** START MATERIAL FOR THE TASK **

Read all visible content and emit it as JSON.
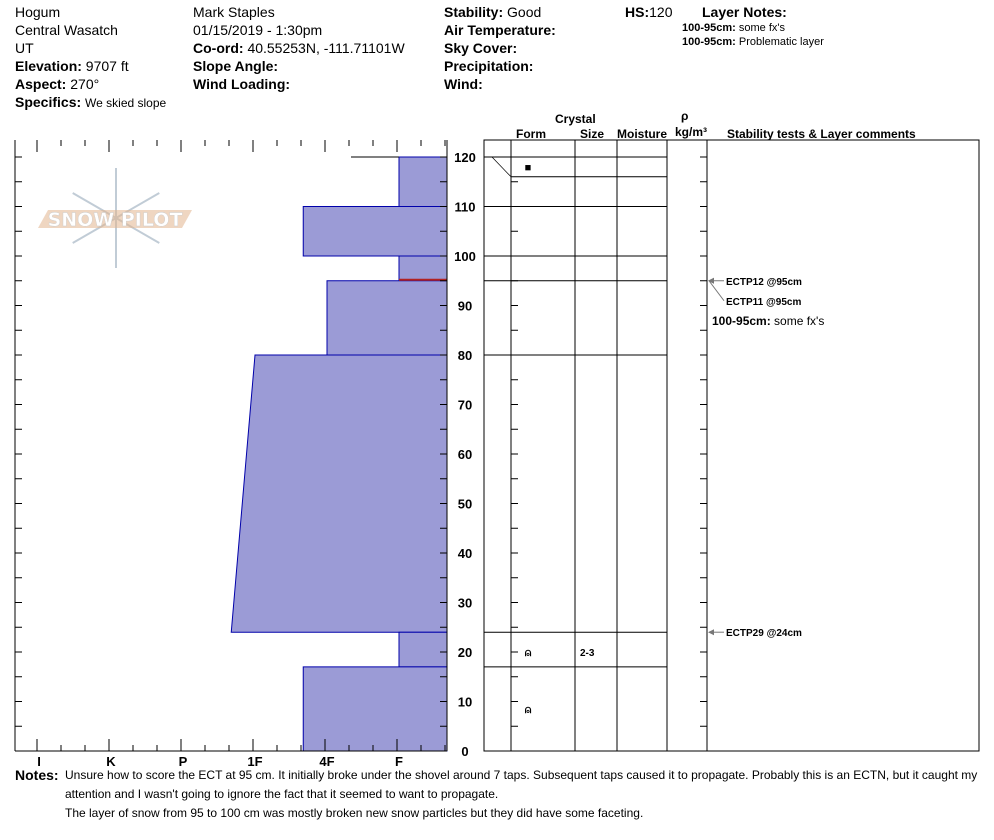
{
  "header": {
    "location": "Hogum",
    "range": "Central Wasatch",
    "state": "UT",
    "elevation_label": "Elevation:",
    "elevation": "9707 ft",
    "aspect_label": "Aspect:",
    "aspect": "270°",
    "specifics_label": "Specifics:",
    "specifics": "We skied slope",
    "observer": "Mark Staples",
    "datetime": "01/15/2019 - 1:30pm",
    "coord_label": "Co-ord:",
    "coord": "40.55253N, -111.71101W",
    "slope_label": "Slope Angle:",
    "wind_loading_label": "Wind Loading:",
    "stability_label": "Stability:",
    "stability": "Good",
    "air_temp_label": "Air Temperature:",
    "sky_label": "Sky Cover:",
    "precip_label": "Precipitation:",
    "wind_label": "Wind:",
    "hs_label": "HS:",
    "hs": "120",
    "layer_notes_label": "Layer Notes:",
    "layer_notes": [
      {
        "range": "100-95cm:",
        "text": "some fx's"
      },
      {
        "range": "100-95cm:",
        "text": "Problematic layer"
      }
    ]
  },
  "logo_text": "SNOW PILOT",
  "columns": {
    "crystal": "Crystal",
    "form": "Form",
    "size": "Size",
    "moisture": "Moisture",
    "rho": "ρ",
    "density_unit": "kg/m³",
    "comments": "Stability tests & Layer comments"
  },
  "chart_data": {
    "type": "snow-profile",
    "depth_axis": {
      "range": [
        0,
        120
      ],
      "ticks": [
        "0",
        "10",
        "20",
        "30",
        "40",
        "50",
        "60",
        "70",
        "80",
        "90",
        "100",
        "110",
        "120"
      ]
    },
    "hardness_axis": {
      "labels": [
        "I",
        "K",
        "P",
        "1F",
        "4F",
        "F"
      ],
      "index": [
        6,
        5,
        4,
        3,
        2,
        1
      ]
    },
    "layers": [
      {
        "top": 120,
        "bottom": 110,
        "hardness_top": 1,
        "hardness_bottom": 1
      },
      {
        "top": 110,
        "bottom": 100,
        "hardness_top": 2.33,
        "hardness_bottom": 2.33
      },
      {
        "top": 100,
        "bottom": 95,
        "hardness_top": 1,
        "hardness_bottom": 1
      },
      {
        "top": 95,
        "bottom": 80,
        "hardness_top": 2,
        "hardness_bottom": 2
      },
      {
        "top": 80,
        "bottom": 24,
        "hardness_top": 3.0,
        "hardness_bottom": 3.33
      },
      {
        "top": 24,
        "bottom": 17,
        "hardness_top": 1,
        "hardness_bottom": 1
      },
      {
        "top": 17,
        "bottom": 0,
        "hardness_top": 2.33,
        "hardness_bottom": 2.33
      }
    ],
    "critical_layer_depth": 95,
    "form_lines": [
      120,
      116,
      110,
      100,
      95,
      80,
      24,
      17
    ],
    "grain_forms": [
      {
        "depth": 118,
        "symbol": "■",
        "size": ""
      },
      {
        "depth": 20,
        "symbol": "⍝",
        "size": "2-3"
      },
      {
        "depth": 8.5,
        "symbol": "⍝",
        "size": ""
      }
    ],
    "tests": [
      {
        "depth": 95,
        "label": "ECTP12 @95cm",
        "offset": 0
      },
      {
        "depth": 95,
        "label": "ECTP11 @95cm",
        "offset": 1
      },
      {
        "depth": 24,
        "label": "ECTP29 @24cm",
        "offset": 0
      }
    ],
    "layer_comment": {
      "range": "100-95cm:",
      "text": "some fx's"
    }
  },
  "notes": {
    "label": "Notes:",
    "lines": [
      "Unsure how to score the ECT at 95 cm. It initially broke under the shovel around 7 taps. Subsequent taps caused it to propagate. Probably this is an ECTN, but it caught my",
      "attention and I wasn't going to ignore the fact that it seemed to want to propagate.",
      "The layer of snow from 95 to 100 cm was mostly broken new snow particles but they did have some faceting."
    ]
  },
  "colors": {
    "bar_fill": "#9b9bd6",
    "bar_stroke": "#0000aa",
    "critical": "#b22222"
  }
}
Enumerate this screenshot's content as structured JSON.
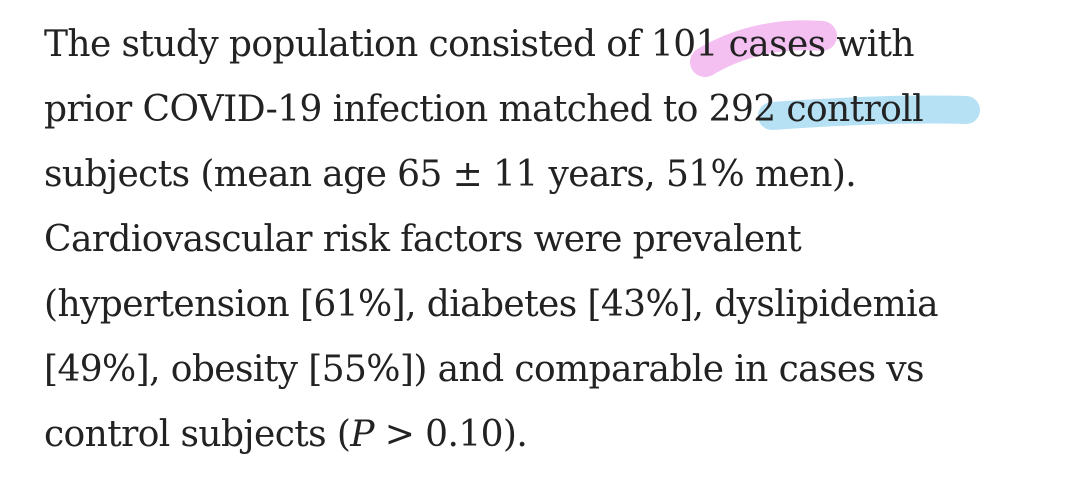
{
  "document": {
    "highlight_colors": {
      "pink": "#f2b5ef",
      "blue": "#a9dcf3"
    },
    "paragraph": {
      "line1": {
        "pre": "The study population consisted of ",
        "hl": "101",
        "post": " cases with"
      },
      "line2": {
        "pre": "prior COVID-19 infection matched to ",
        "hl": "292 control",
        "post": ""
      },
      "line3": "subjects (mean age 65 ± 11 years, 51% men).",
      "line4": "Cardiovascular risk factors were prevalent",
      "line5": "(hypertension [61%], diabetes [43%], dyslipidemia",
      "line6": "[49%], obesity [55%]) and comparable in cases vs",
      "line7": {
        "pre": "control subjects (",
        "p": "P",
        "post": " > 0.10)."
      }
    }
  }
}
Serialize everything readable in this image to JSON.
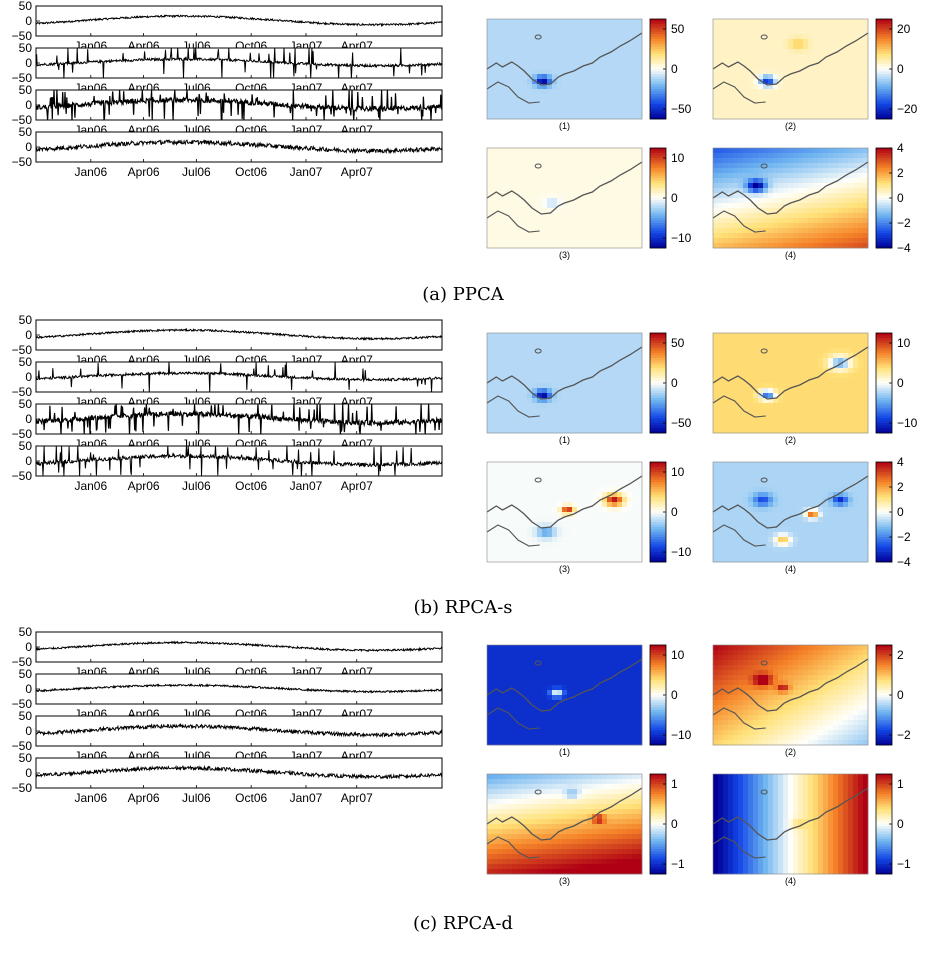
{
  "chart_data": [
    {
      "type": "line",
      "group": "a",
      "caption": "(a) PPCA",
      "x_ticks": [
        "Jan06",
        "Apr06",
        "Jul06",
        "Oct06",
        "Jan07",
        "Apr07"
      ],
      "ylim": [
        -50,
        50
      ],
      "y_ticks": [
        "50",
        "0",
        "−50"
      ],
      "series": [
        {
          "amplitude": 20,
          "noise": 3,
          "spikes": 0.0
        },
        {
          "amplitude": 15,
          "noise": 4,
          "spikes": 0.35
        },
        {
          "amplitude": 20,
          "noise": 8,
          "spikes": 0.85
        },
        {
          "amplitude": 20,
          "noise": 7,
          "spikes": 0.0
        }
      ],
      "maps": [
        {
          "label": "(1)",
          "clim": [
            -60,
            60
          ],
          "cbar_ticks": [
            "50",
            "0",
            "−50"
          ],
          "style": "pale"
        },
        {
          "label": "(2)",
          "clim": [
            -30,
            30
          ],
          "cbar_ticks": [
            "20",
            "0",
            "−20"
          ],
          "style": "paleWarm"
        },
        {
          "label": "(3)",
          "clim": [
            -15,
            15
          ],
          "cbar_ticks": [
            "10",
            "0",
            "−10"
          ],
          "style": "nearWhite"
        },
        {
          "label": "(4)",
          "clim": [
            -4,
            4
          ],
          "cbar_ticks": [
            "4",
            "2",
            "0",
            "−2",
            "−4"
          ],
          "style": "blueTopOrangeBottom"
        }
      ]
    },
    {
      "type": "line",
      "group": "b",
      "caption": "(b) RPCA-s",
      "x_ticks": [
        "Jan06",
        "Apr06",
        "Jul06",
        "Oct06",
        "Jan07",
        "Apr07"
      ],
      "ylim": [
        -50,
        50
      ],
      "y_ticks": [
        "50",
        "0",
        "−50"
      ],
      "series": [
        {
          "amplitude": 20,
          "noise": 3,
          "spikes": 0.0
        },
        {
          "amplitude": 15,
          "noise": 4,
          "spikes": 0.3
        },
        {
          "amplitude": 20,
          "noise": 8,
          "spikes": 0.85
        },
        {
          "amplitude": 20,
          "noise": 6,
          "spikes": 0.45
        }
      ],
      "maps": [
        {
          "label": "(1)",
          "clim": [
            -60,
            60
          ],
          "cbar_ticks": [
            "50",
            "0",
            "−50"
          ],
          "style": "pale"
        },
        {
          "label": "(2)",
          "clim": [
            -15,
            15
          ],
          "cbar_ticks": [
            "10",
            "0",
            "−10"
          ],
          "style": "orangeSpots"
        },
        {
          "label": "(3)",
          "clim": [
            -10,
            10
          ],
          "cbar_ticks": [
            "10",
            "0",
            "−10"
          ],
          "style": "paleSpots"
        },
        {
          "label": "(4)",
          "clim": [
            -4,
            4
          ],
          "cbar_ticks": [
            "4",
            "2",
            "0",
            "−2",
            "−4"
          ],
          "style": "blueSpots"
        }
      ]
    },
    {
      "type": "line",
      "group": "c",
      "caption": "(c) RPCA-d",
      "x_ticks": [
        "Jan06",
        "Apr06",
        "Jul06",
        "Oct06",
        "Jan07",
        "Apr07"
      ],
      "ylim": [
        -50,
        50
      ],
      "y_ticks": [
        "50",
        "0",
        "−50"
      ],
      "series": [
        {
          "amplitude": 18,
          "noise": 3,
          "spikes": 0.0
        },
        {
          "amplitude": 15,
          "noise": 3,
          "spikes": 0.0
        },
        {
          "amplitude": 20,
          "noise": 6,
          "spikes": 0.0
        },
        {
          "amplitude": 20,
          "noise": 6,
          "spikes": 0.0
        }
      ],
      "maps": [
        {
          "label": "(1)",
          "clim": [
            -12,
            12
          ],
          "cbar_ticks": [
            "10",
            "0",
            "−10"
          ],
          "style": "deepBlue"
        },
        {
          "label": "(2)",
          "clim": [
            -3,
            3
          ],
          "cbar_ticks": [
            "2",
            "0",
            "−2"
          ],
          "style": "warmTopBlueBottomRight"
        },
        {
          "label": "(3)",
          "clim": [
            -1.5,
            1.5
          ],
          "cbar_ticks": [
            "1",
            "0",
            "−1"
          ],
          "style": "blueTopRedBottom"
        },
        {
          "label": "(4)",
          "clim": [
            -1.2,
            1.2
          ],
          "cbar_ticks": [
            "1",
            "0",
            "−1"
          ],
          "style": "blueLeftRedRight"
        }
      ]
    }
  ]
}
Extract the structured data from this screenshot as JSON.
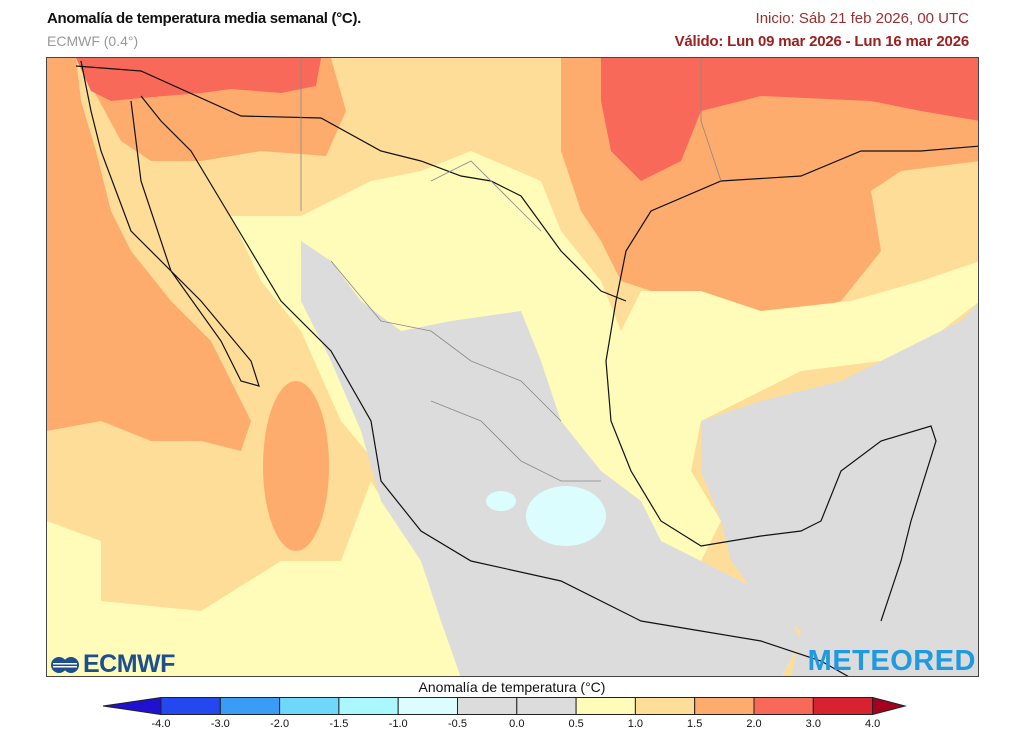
{
  "header": {
    "title": "Anomalía de temperatura media semanal (°C).",
    "model": "ECMWF (0.4°)",
    "init": "Inicio: Sáb 21 feb 2026, 00 UTC",
    "valid": "Válido: Lun 09 mar 2026 - Lun 16 mar 2026"
  },
  "map": {
    "region": "Mexico",
    "variable": "weekly mean temperature anomaly"
  },
  "logos": {
    "left": "ECMWF",
    "right": "METEORED"
  },
  "colorbar": {
    "title": "Anomalía de temperatura (°C)",
    "ticks": [
      "-4.0",
      "-3.0",
      "-2.0",
      "-1.5",
      "-1.0",
      "-0.5",
      "0.0",
      "0.5",
      "1.0",
      "1.5",
      "2.0",
      "3.0",
      "4.0"
    ],
    "colors": [
      "#2448f0",
      "#3a9cf5",
      "#6fd8fa",
      "#aaf8fd",
      "#dcfdfe",
      "#dcdcdc",
      "#dcdcdc",
      "#fefcb8",
      "#fedd98",
      "#fdac6e",
      "#f8695a",
      "#d8222f"
    ],
    "under_color": "#2010d0",
    "over_color": "#a50020"
  }
}
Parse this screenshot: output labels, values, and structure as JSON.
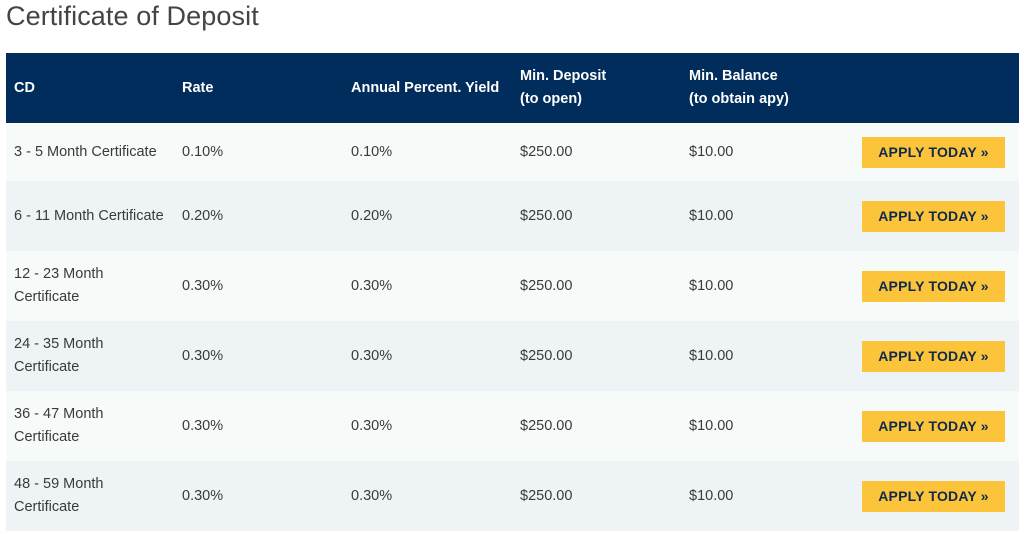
{
  "page": {
    "title": "Certificate of Deposit"
  },
  "table": {
    "headers": {
      "cd": "CD",
      "rate": "Rate",
      "apy": "Annual Percent. Yield",
      "min_deposit_line1": "Min. Deposit",
      "min_deposit_line2": "(to open)",
      "min_balance_line1": "Min. Balance",
      "min_balance_line2": "(to obtain apy)"
    },
    "rows": [
      {
        "cd": "3 - 5 Month Certificate",
        "rate": "0.10%",
        "apy": "0.10%",
        "min_deposit": "$250.00",
        "min_balance": "$10.00",
        "action": "APPLY TODAY »"
      },
      {
        "cd": "6 - 11 Month Certificate",
        "rate": "0.20%",
        "apy": "0.20%",
        "min_deposit": "$250.00",
        "min_balance": "$10.00",
        "action": "APPLY TODAY »"
      },
      {
        "cd": "12 - 23 Month Certificate",
        "rate": "0.30%",
        "apy": "0.30%",
        "min_deposit": "$250.00",
        "min_balance": "$10.00",
        "action": "APPLY TODAY »"
      },
      {
        "cd": "24 - 35 Month Certificate",
        "rate": "0.30%",
        "apy": "0.30%",
        "min_deposit": "$250.00",
        "min_balance": "$10.00",
        "action": "APPLY TODAY »"
      },
      {
        "cd": "36 - 47 Month Certificate",
        "rate": "0.30%",
        "apy": "0.30%",
        "min_deposit": "$250.00",
        "min_balance": "$10.00",
        "action": "APPLY TODAY »"
      },
      {
        "cd": "48 - 59 Month Certificate",
        "rate": "0.30%",
        "apy": "0.30%",
        "min_deposit": "$250.00",
        "min_balance": "$10.00",
        "action": "APPLY TODAY »"
      }
    ]
  },
  "colors": {
    "header_bg": "#012d5c",
    "button_bg": "#fcc43a",
    "row_odd": "#f6fbfa",
    "row_even": "#eef3f6"
  }
}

** END MATERIAL FOR THE TASK **

» TO BE DONE: Gather each line holding the string "screenshot".

» CORRECT RESULT:
Enumerate this screenshot's content as structured JSON.
Extract the structured data from this screenshot as JSON.
Parse this screenshot: output labels, values, and structure as JSON.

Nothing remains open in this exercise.